▶ **AIM OF THE TASK**
Write out all of the entries exactly, please.

..........

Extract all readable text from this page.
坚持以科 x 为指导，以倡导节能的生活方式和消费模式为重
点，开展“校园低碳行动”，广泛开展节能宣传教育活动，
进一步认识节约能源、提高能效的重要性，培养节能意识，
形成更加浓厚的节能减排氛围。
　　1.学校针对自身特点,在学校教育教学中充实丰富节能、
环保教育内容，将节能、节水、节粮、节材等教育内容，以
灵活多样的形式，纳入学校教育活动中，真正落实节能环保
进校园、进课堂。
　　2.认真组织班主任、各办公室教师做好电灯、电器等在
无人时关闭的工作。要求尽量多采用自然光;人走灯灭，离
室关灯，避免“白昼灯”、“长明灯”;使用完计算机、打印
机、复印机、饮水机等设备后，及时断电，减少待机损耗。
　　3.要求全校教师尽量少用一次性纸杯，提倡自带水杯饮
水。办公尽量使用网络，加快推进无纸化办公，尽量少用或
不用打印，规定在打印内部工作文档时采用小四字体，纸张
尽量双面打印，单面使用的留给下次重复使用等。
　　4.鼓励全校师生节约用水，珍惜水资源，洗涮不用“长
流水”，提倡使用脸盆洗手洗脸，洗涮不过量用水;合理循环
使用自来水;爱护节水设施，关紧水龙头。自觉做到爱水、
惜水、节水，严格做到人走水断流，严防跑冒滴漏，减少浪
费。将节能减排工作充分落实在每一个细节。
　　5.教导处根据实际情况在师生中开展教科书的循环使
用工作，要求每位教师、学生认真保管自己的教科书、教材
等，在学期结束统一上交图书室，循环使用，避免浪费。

..........

▶ **THE ANSWER**
Extract all readable text from this page.
坚持以科 x 为指导，以倡导节能的生活方式和消费模式为重
点，开展“校园低碳行动”，广泛开展节能宣传教育活动，
进一步认识节约能源、提高能效的重要性，培养节能意识，
形成更加浓厚的节能减排氛围。
　　1.学校针对自身特点,在学校教育教学中充实丰富节能、
环保教育内容，将节能、节水、节粮、节材等教育内容，以
灵活多样的形式，纳入学校教育活动中，真正落实节能环保
进校园、进课堂。
　　2.认真组织班主任、各办公室教师做好电灯、电器等在
无人时关闭的工作。要求尽量多采用自然光;人走灯灭，离
室关灯，避免“白昼灯”、“长明灯”;使用完计算机、打印
机、复印机、饮水机等设备后，及时断电，减少待机损耗。
　　3.要求全校教师尽量少用一次性纸杯，提倡自带水杯饮
水。办公尽量使用网络，加快推进无纸化办公，尽量少用或
不用打印，规定在打印内部工作文档时采用小四字体，纸张
尽量双面打印，单面使用的留给下次重复使用等。
　　4.鼓励全校师生节约用水，珍惜水资源，洗涮不用“长
流水”，提倡使用脸盆洗手洗脸，洗涮不过量用水;合理循环
使用自来水;爱护节水设施，关紧水龙头。自觉做到爱水、
惜水、节水，严格做到人走水断流，严防跑冒滴漏，减少浪
费。将节能减排工作充分落实在每一个细节。
　　5.教导处根据实际情况在师生中开展教科书的循环使
用工作，要求每位教师、学生认真保管自己的教科书、教材
等，在学期结束统一上交图书室，循环使用，避免浪费。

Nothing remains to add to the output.